# Signature change



## hunterisgreat (Jan 30, 2011)

Check it out! Nothing crazy, but did the CGC with both dogs

From 


> Hunter, USA trial helper, Charleston Working Dog Club Training Helper
> Beschützer des Jägers v. Sportwaffen, HOT, IPO1, AD
> Katya v. Hügelblick, HOT, IPO2
> SG Aska v. Ketscher Wald, 2 x SchH3, Kkl 1


To


> Hunter, USA trial helper, Charleston Working Dog Club Training Helper
> Beschützer des Jägers v. Sportwaffen, HOT, IPO1, AD, CGC
> Katya v. Hügelblick, HOT, IPO2, CGC
> SG Aska v. Ketscher Wald, 2 x SchH3, Kkl 1


----------



## Shade (Feb 20, 2012)

Congratulations!!


----------



## PatchonGSD (Jun 27, 2012)

Congrats! I'd like to get Balens CGC for the fun of it.


----------



## 1sttimeforgsd (Jul 29, 2010)

:congratulations:


----------



## hunterisgreat (Jan 30, 2011)

It's a title now, not a certification whatever that means lol


----------



## qbchottu (Jul 10, 2011)

Annotated element listings
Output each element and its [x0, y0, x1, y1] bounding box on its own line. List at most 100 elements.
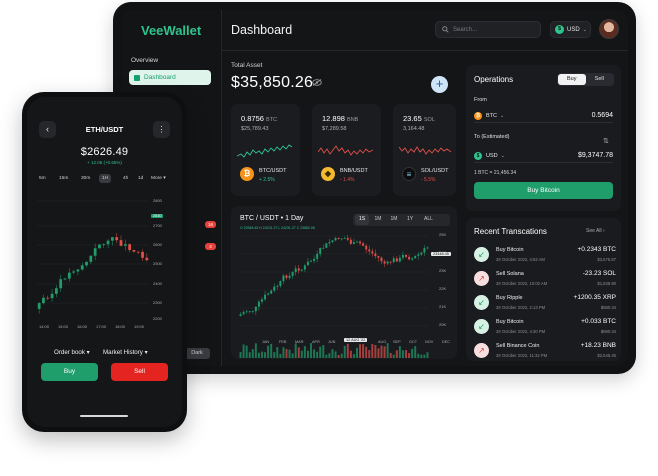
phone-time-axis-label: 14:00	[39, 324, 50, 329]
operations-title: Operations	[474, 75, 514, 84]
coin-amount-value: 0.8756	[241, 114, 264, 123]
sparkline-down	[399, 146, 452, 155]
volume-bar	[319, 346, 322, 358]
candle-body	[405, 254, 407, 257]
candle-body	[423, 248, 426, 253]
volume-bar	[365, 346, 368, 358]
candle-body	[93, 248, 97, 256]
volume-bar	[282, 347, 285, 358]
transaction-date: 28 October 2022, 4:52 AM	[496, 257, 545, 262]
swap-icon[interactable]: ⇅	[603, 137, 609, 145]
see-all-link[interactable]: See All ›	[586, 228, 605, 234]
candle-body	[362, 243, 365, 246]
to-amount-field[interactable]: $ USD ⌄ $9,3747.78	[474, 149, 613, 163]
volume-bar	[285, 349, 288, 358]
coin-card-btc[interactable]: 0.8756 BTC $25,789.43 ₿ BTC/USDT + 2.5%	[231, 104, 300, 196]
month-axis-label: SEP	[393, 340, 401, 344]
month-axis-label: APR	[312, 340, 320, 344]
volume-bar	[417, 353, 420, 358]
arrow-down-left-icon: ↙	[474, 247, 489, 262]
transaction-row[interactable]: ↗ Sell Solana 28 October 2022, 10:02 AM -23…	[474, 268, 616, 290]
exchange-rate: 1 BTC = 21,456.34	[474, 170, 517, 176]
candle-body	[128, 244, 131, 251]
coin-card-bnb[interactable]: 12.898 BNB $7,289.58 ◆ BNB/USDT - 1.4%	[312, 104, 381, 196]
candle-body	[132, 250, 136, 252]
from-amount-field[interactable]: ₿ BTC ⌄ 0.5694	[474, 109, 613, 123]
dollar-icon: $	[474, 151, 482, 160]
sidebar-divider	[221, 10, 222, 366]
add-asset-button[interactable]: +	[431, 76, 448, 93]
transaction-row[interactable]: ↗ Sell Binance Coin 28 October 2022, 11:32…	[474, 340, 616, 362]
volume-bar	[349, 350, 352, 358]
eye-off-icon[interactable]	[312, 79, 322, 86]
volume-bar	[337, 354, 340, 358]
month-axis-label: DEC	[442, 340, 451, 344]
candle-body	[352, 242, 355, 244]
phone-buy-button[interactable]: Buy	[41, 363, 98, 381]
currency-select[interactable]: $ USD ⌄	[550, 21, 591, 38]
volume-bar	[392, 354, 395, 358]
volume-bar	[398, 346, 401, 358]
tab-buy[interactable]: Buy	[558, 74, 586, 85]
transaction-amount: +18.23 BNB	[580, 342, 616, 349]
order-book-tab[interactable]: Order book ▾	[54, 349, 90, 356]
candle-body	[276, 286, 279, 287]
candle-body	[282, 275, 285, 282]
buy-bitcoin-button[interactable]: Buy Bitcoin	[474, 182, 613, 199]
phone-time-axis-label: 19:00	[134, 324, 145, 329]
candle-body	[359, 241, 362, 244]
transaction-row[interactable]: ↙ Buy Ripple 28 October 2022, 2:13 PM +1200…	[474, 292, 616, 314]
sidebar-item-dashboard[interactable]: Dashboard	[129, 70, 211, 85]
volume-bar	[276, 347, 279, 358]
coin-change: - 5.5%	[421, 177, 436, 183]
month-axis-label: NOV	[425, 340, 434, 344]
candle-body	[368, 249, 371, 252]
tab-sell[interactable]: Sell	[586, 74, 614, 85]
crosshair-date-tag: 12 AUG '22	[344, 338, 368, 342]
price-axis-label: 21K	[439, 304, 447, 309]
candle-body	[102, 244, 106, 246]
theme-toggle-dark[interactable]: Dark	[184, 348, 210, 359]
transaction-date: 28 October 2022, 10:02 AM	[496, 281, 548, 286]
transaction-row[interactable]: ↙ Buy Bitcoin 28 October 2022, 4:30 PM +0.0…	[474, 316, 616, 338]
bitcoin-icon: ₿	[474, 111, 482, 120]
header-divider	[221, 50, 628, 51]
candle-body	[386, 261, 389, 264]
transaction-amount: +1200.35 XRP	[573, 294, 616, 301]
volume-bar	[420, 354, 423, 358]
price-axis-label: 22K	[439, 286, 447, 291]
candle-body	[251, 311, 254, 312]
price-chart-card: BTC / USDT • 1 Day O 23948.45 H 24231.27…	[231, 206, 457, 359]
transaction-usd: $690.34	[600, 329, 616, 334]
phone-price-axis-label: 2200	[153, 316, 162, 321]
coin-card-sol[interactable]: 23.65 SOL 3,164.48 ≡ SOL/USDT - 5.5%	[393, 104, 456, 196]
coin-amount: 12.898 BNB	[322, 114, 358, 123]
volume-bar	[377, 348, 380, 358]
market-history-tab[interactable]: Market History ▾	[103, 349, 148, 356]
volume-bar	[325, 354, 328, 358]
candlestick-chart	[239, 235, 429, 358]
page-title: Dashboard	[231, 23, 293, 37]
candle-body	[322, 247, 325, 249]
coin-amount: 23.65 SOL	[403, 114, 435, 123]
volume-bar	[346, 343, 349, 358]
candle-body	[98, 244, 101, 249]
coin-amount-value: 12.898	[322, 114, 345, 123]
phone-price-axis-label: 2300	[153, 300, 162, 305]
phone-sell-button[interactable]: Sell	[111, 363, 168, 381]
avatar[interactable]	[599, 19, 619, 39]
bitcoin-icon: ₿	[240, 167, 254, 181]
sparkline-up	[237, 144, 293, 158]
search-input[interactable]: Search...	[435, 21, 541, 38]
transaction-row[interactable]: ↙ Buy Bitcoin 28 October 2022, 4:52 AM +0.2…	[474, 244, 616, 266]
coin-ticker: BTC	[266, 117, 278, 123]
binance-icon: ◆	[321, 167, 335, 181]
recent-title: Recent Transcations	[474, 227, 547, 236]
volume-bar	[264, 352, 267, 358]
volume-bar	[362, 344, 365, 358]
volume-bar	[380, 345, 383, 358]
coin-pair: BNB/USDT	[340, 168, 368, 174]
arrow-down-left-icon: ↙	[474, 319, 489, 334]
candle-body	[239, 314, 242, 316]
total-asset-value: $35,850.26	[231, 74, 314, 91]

## SHORT EXERCISE:
Can you carry on the forum thread about the signature change from where it stops?

## EXERCISE RESULT:
Means the AKC can make a few extra bucks 

Costs 8$ to get a "certificate", meaning you do NOT get the CGC listed as an official title after the dog's name in papers. If you spring for 20$, it gets called a title and the CGC is placed after your dog's name in registered papers. Is there any difference? No. Same old test, but the AKC just gets 12$ more from you. Title only goes into effect Jan 2013 so hold your papers until then if you wish to get a "title" 

No matter what the AKC says, the CGC will NOT be a title to me.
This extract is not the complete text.